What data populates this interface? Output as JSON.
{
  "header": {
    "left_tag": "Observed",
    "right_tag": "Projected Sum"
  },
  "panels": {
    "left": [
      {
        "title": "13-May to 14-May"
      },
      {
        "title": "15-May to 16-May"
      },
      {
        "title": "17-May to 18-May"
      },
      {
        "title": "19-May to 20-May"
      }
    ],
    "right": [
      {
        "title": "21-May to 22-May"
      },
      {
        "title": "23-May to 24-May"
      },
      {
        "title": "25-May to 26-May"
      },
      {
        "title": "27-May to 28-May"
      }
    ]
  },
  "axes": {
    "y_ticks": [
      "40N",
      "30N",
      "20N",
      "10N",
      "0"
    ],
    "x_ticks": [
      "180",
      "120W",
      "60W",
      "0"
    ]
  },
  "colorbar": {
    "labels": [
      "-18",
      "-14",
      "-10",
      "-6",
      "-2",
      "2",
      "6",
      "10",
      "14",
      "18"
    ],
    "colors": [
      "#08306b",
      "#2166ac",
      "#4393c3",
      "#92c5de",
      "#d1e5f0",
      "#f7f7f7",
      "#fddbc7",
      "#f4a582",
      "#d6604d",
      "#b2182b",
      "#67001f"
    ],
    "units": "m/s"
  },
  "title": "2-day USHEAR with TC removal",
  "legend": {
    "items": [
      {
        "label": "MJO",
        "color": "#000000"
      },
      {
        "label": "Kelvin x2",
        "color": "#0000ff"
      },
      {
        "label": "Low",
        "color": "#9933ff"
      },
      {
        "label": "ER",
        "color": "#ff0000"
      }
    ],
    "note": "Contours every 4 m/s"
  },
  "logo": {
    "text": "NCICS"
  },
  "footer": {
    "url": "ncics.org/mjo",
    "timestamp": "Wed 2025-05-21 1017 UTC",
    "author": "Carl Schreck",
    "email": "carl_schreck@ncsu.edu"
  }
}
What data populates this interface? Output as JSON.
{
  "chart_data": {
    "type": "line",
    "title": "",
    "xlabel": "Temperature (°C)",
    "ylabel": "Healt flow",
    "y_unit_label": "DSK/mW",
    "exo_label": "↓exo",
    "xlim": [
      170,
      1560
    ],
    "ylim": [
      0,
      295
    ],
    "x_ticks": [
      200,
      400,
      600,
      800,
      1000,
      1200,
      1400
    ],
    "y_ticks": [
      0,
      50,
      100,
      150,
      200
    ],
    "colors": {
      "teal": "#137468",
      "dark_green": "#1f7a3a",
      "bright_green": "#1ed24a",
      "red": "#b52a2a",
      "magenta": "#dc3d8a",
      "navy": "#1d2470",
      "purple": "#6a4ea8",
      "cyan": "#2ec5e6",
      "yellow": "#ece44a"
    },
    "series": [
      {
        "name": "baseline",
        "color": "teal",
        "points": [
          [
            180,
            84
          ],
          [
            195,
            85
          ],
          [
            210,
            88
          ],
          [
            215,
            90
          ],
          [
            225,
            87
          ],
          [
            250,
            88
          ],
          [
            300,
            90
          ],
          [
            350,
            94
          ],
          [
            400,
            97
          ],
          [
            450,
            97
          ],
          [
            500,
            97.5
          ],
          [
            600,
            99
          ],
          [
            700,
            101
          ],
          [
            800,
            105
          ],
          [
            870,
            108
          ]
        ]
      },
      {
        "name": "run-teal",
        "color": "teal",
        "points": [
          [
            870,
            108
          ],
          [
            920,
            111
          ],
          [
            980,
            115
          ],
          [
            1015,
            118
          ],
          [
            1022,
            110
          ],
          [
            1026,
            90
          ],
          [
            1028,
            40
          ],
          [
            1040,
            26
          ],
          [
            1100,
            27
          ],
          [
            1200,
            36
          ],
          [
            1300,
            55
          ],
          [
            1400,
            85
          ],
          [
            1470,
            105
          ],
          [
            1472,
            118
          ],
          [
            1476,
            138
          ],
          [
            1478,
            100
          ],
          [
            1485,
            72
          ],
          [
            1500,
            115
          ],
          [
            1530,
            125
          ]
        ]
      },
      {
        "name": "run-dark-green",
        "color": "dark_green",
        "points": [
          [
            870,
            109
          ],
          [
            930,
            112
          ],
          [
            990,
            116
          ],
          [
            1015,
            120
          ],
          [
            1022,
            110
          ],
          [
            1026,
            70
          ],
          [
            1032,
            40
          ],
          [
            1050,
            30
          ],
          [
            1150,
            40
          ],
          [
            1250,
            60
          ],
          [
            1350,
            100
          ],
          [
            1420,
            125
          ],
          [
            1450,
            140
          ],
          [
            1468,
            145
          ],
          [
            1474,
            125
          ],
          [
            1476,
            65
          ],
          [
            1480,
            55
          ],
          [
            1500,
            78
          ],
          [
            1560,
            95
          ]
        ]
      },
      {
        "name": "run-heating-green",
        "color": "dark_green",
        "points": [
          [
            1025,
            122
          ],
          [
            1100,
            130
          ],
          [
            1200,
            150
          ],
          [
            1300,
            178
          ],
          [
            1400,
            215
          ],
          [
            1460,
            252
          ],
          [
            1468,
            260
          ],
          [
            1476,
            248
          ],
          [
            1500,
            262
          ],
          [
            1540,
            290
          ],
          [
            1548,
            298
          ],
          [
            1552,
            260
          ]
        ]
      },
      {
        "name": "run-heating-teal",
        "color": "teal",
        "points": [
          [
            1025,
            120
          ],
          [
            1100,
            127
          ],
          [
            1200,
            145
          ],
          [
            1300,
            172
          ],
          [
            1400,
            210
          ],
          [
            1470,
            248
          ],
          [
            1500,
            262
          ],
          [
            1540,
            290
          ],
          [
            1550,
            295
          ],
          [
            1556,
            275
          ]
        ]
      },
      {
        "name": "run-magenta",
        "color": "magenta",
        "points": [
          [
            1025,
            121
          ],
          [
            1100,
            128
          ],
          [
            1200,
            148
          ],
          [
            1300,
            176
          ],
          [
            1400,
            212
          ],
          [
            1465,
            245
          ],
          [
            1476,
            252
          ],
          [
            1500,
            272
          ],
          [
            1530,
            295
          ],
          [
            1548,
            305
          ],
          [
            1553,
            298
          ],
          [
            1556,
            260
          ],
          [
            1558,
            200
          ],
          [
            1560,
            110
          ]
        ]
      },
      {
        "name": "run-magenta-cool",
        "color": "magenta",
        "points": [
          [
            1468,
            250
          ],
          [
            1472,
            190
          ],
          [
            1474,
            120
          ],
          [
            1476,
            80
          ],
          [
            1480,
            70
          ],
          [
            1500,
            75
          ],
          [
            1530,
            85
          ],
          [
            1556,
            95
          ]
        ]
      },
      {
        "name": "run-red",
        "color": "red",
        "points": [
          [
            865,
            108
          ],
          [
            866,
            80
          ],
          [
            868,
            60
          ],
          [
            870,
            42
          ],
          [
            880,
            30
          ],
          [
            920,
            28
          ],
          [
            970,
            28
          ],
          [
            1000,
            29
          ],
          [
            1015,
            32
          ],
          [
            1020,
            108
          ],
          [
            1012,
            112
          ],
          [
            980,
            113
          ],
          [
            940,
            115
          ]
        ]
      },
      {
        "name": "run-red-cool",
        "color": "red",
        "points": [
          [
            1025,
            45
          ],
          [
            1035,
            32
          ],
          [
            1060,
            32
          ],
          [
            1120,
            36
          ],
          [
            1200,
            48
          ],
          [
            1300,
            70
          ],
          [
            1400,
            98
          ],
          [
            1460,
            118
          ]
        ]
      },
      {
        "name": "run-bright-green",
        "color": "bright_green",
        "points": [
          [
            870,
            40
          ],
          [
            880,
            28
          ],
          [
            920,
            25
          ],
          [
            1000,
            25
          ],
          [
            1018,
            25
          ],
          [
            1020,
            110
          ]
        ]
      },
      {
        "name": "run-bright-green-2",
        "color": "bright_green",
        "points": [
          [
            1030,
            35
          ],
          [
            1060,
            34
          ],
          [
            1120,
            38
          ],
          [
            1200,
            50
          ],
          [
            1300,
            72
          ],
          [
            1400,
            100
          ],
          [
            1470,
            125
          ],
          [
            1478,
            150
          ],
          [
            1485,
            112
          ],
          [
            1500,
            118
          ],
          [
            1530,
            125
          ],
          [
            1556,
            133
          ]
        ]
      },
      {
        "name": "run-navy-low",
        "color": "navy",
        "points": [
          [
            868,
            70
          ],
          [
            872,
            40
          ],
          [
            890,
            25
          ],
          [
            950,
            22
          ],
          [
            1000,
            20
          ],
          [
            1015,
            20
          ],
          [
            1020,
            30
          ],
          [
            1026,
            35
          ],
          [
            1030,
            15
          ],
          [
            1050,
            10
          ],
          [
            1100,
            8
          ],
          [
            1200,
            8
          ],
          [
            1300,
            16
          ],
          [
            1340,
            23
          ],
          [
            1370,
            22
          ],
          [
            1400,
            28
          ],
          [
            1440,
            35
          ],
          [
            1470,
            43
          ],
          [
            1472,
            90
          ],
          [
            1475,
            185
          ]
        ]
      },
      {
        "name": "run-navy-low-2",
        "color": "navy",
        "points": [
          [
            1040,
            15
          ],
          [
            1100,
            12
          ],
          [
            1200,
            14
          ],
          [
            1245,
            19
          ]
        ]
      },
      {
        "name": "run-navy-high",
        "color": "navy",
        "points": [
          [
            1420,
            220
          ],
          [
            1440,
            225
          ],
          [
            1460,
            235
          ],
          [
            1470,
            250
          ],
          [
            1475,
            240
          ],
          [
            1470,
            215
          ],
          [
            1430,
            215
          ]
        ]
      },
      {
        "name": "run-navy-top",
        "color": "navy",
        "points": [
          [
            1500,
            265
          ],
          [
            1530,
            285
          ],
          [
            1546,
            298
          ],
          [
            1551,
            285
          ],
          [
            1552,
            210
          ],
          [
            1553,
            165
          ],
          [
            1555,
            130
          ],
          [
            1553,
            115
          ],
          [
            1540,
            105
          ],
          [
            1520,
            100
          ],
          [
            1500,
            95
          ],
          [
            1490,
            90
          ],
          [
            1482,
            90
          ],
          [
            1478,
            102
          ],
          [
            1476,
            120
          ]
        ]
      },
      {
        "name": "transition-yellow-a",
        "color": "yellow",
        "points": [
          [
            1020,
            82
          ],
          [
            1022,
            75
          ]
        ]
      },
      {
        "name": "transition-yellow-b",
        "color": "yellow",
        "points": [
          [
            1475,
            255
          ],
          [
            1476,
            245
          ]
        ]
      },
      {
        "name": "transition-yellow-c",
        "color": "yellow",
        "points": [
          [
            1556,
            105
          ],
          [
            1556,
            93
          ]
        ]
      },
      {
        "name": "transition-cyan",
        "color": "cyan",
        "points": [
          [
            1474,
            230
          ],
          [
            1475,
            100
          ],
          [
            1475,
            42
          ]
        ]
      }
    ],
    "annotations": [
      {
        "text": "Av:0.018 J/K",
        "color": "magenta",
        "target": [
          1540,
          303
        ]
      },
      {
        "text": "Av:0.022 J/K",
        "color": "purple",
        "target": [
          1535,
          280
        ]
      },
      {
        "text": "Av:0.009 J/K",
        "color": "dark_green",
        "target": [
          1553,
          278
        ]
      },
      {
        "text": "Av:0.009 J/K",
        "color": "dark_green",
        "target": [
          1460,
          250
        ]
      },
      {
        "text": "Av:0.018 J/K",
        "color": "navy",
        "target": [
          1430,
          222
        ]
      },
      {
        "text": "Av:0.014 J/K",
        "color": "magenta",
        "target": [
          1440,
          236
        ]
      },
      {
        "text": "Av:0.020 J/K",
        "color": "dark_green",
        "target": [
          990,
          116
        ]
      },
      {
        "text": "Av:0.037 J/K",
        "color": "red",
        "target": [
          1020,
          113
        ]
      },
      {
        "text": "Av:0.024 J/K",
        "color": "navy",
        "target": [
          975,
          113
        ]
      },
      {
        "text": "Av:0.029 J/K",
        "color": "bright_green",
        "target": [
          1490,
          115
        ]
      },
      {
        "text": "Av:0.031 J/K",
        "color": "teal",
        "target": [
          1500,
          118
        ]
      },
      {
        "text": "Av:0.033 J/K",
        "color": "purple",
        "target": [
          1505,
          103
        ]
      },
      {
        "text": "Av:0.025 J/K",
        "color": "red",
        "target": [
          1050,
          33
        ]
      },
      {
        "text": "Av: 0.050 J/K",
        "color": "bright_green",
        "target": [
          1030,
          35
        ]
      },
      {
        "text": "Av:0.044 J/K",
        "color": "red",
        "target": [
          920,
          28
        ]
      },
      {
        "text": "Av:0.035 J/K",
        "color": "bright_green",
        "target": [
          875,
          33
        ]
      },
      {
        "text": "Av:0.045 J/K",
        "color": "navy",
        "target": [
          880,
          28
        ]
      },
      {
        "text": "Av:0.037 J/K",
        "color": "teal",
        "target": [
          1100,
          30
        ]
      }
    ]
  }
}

■ Given exercise ■
Where a line of the data holds "title", show that line.

■ Written solution ■
        "title": "13-May to 14-May"
        "title": "15-May to 16-May"
        "title": "17-May to 18-May"
        "title": "19-May to 20-May"
        "title": "21-May to 22-May"
        "title": "23-May to 24-May"
        "title": "25-May to 26-May"
        "title": "27-May to 28-May"
  "title": "2-day USHEAR with TC removal",
    "title": "",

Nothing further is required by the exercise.